▶ **Data excerpts**:
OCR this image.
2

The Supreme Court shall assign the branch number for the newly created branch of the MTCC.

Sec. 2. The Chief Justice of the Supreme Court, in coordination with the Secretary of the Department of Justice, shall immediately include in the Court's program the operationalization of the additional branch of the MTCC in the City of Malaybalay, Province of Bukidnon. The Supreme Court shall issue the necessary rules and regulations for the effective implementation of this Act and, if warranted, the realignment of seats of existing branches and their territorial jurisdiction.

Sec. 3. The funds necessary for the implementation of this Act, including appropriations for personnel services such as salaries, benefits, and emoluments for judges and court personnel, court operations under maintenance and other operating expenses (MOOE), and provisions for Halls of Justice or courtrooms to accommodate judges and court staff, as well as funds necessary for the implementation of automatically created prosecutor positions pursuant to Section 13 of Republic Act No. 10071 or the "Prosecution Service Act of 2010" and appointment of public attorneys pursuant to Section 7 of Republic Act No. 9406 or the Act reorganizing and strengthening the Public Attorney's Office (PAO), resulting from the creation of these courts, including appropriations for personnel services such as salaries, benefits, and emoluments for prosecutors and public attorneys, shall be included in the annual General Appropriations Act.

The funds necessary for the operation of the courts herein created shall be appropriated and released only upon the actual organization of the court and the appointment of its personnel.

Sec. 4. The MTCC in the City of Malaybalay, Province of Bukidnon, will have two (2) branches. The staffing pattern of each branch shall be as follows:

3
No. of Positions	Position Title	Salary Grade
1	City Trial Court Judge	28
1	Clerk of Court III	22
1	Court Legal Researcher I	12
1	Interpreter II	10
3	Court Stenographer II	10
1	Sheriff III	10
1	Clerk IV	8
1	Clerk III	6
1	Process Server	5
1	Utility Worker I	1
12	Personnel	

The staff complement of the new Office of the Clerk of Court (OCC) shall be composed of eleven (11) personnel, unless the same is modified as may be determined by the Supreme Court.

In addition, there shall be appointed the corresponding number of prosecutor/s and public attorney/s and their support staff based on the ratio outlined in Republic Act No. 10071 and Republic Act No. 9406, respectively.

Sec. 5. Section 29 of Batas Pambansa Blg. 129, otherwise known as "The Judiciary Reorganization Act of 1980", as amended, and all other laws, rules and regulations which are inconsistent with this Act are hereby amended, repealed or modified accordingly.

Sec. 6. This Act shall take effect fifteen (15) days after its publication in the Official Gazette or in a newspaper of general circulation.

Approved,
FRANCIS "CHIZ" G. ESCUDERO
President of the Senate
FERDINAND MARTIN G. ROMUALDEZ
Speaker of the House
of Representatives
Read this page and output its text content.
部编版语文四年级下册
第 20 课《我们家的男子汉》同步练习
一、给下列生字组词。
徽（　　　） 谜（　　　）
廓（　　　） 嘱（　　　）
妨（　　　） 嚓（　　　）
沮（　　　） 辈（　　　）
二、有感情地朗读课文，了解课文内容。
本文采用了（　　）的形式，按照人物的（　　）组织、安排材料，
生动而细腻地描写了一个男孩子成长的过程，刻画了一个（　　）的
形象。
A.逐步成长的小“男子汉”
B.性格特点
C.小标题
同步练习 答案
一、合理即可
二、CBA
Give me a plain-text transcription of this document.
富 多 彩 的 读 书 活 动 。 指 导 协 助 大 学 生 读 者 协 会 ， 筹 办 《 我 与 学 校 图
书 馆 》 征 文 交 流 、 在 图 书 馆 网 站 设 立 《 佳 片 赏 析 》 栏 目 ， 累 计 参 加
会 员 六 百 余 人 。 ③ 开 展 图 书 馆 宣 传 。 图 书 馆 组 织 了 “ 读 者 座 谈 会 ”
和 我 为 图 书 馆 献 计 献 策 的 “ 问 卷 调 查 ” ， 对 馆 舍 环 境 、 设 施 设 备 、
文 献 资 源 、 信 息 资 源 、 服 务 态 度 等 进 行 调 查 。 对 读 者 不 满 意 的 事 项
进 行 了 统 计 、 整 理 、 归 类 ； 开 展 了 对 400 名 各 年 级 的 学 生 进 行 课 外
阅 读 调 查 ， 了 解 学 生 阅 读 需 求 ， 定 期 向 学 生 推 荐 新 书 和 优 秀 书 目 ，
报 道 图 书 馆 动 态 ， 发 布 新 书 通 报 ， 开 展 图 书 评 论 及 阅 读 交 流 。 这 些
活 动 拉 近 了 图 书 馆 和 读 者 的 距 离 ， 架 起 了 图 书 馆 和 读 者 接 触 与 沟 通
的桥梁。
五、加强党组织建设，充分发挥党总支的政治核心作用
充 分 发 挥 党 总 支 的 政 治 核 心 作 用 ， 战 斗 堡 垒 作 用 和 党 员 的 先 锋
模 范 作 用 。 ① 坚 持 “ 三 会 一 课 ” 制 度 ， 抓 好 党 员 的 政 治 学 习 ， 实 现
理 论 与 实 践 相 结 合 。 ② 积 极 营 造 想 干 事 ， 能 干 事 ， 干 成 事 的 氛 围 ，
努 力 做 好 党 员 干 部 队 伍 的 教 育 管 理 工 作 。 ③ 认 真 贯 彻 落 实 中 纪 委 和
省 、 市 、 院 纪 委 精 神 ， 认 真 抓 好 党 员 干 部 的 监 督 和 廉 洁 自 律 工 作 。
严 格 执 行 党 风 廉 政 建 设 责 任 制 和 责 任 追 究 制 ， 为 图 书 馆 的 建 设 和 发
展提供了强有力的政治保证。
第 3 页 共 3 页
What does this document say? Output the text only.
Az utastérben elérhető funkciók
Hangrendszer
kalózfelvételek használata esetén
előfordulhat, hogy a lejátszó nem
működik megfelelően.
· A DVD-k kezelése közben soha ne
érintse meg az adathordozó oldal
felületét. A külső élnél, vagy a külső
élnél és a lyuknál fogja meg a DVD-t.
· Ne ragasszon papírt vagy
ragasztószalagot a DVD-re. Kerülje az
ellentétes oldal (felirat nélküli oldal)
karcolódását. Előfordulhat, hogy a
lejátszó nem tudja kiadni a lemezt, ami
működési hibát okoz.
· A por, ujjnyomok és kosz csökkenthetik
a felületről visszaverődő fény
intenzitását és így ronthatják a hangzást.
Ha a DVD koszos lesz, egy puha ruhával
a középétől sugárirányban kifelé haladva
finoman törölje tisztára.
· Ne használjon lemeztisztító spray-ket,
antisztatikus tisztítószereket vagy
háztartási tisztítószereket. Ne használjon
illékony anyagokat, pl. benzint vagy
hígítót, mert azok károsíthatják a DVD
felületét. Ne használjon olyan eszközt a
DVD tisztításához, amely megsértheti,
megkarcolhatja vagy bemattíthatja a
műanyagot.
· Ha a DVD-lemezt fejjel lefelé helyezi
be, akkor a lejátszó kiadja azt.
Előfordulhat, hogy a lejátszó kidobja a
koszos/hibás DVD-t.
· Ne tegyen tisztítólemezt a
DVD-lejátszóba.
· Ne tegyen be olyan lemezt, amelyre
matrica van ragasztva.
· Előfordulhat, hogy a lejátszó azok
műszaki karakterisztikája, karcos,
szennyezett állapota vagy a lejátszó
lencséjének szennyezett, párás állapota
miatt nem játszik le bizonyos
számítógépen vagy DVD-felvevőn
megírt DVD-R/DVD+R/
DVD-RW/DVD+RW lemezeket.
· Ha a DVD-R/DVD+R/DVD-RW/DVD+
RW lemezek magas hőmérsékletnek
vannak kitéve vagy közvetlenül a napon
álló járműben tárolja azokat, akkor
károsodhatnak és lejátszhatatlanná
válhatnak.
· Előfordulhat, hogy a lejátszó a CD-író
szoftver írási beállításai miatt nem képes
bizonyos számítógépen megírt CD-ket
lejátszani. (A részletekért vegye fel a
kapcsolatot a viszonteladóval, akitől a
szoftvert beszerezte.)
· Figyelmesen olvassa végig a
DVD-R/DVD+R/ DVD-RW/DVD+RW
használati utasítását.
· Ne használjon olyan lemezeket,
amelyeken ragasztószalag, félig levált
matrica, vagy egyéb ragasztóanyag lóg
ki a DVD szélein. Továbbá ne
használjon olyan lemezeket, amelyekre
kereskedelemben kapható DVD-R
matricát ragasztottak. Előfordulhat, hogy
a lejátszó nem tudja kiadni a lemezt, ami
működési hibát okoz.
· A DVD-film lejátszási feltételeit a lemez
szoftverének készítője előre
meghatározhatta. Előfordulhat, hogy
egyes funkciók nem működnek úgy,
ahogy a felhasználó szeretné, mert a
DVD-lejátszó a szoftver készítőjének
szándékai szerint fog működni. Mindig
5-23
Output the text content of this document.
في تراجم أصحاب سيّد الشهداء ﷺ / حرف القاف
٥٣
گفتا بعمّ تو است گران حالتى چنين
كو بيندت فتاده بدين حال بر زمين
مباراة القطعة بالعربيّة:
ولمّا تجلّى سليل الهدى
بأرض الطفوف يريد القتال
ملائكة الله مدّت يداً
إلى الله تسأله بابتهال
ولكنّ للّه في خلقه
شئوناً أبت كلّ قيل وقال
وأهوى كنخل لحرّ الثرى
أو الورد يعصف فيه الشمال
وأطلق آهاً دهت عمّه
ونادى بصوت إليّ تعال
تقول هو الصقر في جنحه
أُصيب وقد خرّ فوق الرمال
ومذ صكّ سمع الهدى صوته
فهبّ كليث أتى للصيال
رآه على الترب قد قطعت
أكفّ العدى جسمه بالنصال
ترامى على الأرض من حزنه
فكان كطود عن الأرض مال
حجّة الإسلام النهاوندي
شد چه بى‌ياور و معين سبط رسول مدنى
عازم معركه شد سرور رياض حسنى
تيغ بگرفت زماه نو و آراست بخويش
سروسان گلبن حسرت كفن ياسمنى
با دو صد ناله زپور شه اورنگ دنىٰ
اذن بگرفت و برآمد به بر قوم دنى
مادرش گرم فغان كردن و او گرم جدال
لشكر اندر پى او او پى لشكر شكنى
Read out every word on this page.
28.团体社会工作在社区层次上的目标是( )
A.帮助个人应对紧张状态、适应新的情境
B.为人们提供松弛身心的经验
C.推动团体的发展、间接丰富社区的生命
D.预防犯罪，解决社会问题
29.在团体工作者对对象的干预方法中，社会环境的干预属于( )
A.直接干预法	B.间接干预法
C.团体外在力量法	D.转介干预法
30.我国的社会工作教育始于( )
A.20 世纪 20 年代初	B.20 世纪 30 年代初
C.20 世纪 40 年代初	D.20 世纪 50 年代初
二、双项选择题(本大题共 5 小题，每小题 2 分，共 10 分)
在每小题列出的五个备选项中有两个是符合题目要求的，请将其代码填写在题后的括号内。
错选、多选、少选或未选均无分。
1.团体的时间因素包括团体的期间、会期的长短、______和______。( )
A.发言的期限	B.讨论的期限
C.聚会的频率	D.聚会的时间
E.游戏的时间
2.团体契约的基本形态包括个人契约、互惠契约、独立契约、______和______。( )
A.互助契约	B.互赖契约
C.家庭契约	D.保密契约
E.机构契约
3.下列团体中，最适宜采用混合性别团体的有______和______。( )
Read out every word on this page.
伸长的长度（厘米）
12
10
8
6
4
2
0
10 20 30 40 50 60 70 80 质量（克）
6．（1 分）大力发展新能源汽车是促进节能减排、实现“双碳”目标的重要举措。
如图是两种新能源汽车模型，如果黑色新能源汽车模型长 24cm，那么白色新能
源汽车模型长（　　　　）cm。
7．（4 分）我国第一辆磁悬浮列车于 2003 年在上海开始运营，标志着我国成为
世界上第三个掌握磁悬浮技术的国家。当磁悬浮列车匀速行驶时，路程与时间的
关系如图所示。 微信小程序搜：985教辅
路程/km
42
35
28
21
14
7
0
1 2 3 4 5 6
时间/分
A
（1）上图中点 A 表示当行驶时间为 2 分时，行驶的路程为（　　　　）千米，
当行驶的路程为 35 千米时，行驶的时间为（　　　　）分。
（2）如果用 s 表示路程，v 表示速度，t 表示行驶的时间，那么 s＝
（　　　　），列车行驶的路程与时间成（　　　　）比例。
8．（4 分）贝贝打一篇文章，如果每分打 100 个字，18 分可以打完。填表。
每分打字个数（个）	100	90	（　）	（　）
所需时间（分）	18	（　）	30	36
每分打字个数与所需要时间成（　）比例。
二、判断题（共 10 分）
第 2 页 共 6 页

▶ **Short task**: From the entries above, copy every line that holds the word "only".

▶ **Output for this task**:
The funds necessary for the operation of the courts herein created shall be appropriated and released only upon the actual organization of the court and the appointment of its personnel.
What does this document say? Output the text only.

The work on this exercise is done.